--- Start ---
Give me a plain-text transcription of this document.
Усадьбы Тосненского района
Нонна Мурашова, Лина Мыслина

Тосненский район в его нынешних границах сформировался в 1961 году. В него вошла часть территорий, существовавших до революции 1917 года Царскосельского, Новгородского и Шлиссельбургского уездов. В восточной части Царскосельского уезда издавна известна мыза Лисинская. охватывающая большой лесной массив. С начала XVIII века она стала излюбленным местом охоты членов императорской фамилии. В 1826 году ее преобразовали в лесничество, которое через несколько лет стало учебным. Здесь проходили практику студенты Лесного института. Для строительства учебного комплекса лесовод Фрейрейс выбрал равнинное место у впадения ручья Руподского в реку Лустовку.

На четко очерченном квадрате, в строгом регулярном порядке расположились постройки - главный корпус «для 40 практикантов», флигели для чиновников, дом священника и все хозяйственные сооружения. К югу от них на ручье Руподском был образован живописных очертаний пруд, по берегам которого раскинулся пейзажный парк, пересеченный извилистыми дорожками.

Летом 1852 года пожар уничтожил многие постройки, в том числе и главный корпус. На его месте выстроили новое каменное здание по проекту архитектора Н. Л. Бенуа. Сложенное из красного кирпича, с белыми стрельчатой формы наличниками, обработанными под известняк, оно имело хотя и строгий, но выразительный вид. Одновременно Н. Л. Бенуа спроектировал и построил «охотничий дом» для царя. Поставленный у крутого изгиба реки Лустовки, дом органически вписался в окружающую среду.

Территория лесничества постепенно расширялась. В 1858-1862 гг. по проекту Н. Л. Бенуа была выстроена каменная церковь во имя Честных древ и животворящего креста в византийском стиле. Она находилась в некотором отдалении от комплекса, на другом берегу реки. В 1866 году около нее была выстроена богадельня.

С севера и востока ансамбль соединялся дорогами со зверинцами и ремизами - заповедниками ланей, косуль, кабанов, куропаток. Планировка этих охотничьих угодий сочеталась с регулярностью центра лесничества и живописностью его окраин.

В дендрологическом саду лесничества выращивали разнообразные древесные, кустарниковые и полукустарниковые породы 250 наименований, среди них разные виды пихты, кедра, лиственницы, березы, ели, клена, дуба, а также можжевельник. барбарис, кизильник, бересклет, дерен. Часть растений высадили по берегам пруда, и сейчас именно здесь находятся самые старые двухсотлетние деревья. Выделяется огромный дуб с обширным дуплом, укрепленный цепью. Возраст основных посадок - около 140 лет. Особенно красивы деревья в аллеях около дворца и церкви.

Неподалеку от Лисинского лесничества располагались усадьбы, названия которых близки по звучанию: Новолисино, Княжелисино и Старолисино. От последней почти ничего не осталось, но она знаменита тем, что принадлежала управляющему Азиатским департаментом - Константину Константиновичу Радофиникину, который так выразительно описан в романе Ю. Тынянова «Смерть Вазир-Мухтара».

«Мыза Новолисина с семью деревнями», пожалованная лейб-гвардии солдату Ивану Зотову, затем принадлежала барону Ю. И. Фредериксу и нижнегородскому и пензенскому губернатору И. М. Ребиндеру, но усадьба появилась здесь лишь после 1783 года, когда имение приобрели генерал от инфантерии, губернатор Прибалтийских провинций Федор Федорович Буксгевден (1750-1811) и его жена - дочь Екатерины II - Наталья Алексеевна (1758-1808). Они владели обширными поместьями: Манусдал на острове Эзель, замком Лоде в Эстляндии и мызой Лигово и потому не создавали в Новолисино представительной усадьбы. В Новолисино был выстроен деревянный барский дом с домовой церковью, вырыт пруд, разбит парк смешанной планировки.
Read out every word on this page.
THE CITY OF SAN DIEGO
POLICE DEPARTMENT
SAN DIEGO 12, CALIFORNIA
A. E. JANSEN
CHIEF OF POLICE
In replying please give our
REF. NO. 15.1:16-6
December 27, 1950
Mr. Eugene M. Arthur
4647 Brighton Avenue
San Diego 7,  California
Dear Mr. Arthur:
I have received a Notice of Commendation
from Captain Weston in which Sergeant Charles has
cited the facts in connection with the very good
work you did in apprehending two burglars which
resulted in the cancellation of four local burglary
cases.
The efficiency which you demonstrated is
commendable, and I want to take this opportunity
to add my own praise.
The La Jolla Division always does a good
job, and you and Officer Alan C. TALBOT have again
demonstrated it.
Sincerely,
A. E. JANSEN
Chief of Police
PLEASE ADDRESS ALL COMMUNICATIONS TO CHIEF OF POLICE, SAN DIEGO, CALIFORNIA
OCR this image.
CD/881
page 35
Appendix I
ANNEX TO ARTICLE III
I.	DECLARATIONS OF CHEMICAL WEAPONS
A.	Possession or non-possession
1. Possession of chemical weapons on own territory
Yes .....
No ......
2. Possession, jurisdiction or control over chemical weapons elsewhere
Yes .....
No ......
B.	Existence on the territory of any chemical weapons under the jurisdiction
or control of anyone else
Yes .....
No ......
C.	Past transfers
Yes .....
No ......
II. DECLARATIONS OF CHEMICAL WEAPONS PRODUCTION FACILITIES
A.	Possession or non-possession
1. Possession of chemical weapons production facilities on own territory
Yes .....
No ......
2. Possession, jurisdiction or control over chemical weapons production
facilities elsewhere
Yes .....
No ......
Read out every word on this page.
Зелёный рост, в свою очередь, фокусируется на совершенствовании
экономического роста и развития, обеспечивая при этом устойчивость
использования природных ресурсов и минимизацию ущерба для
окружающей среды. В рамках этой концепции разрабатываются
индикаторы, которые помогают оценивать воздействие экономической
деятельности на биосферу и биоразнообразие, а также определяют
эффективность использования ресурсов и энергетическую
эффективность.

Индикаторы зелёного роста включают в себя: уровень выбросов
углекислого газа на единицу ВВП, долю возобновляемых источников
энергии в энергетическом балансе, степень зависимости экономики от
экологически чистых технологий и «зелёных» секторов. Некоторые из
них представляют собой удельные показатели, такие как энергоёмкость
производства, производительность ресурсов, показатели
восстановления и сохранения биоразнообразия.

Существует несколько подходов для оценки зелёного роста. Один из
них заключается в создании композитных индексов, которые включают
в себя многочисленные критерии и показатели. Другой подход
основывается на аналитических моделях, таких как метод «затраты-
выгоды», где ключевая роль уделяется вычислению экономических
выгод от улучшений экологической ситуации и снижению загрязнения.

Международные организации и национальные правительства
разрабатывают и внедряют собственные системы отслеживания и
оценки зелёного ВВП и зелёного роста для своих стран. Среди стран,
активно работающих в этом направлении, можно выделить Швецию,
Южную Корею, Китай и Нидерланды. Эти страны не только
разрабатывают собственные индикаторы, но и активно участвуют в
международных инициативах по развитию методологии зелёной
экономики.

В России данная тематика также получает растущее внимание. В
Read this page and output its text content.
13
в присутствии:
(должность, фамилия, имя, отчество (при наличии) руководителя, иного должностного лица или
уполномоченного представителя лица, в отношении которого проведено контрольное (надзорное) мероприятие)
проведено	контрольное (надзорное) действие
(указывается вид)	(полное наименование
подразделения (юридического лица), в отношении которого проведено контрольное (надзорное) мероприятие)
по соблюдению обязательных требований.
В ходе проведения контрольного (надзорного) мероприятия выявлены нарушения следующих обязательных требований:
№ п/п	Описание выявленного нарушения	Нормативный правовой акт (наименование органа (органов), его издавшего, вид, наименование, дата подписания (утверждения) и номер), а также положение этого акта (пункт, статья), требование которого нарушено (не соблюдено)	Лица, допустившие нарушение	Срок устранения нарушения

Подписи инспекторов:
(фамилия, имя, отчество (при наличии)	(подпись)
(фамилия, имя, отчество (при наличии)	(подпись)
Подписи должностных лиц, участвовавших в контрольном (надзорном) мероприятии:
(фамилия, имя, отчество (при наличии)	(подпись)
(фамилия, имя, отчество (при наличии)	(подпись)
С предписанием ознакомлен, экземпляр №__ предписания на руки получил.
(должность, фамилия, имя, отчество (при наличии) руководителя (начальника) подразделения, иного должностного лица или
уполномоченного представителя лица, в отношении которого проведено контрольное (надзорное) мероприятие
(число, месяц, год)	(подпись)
--- End ---
What you are asked to do: Copy out all lines that carry the word "берегам".

Written solution:
На четко очерченном квадрате, в строгом регулярном порядке расположились постройки - главный корпус «для 40 практикантов», флигели для чиновников, дом священника и все хозяйственные сооружения. К югу от них на ручье Руподском был образован живописных очертаний пруд, по берегам которого раскинулся пейзажный парк, пересеченный извилистыми дорожками.
В дендрологическом саду лесничества выращивали разнообразные древесные, кустарниковые и полукустарниковые породы 250 наименований, среди них разные виды пихты, кедра, лиственницы, березы, ели, клена, дуба, а также можжевельник. барбарис, кизильник, бересклет, дерен. Часть растений высадили по берегам пруда, и сейчас именно здесь находятся самые старые двухсотлетние деревья. Выделяется огромный дуб с обширным дуплом, укрепленный цепью. Возраст основных посадок - около 140 лет. Особенно красивы деревья в аллеях около дворца и церкви.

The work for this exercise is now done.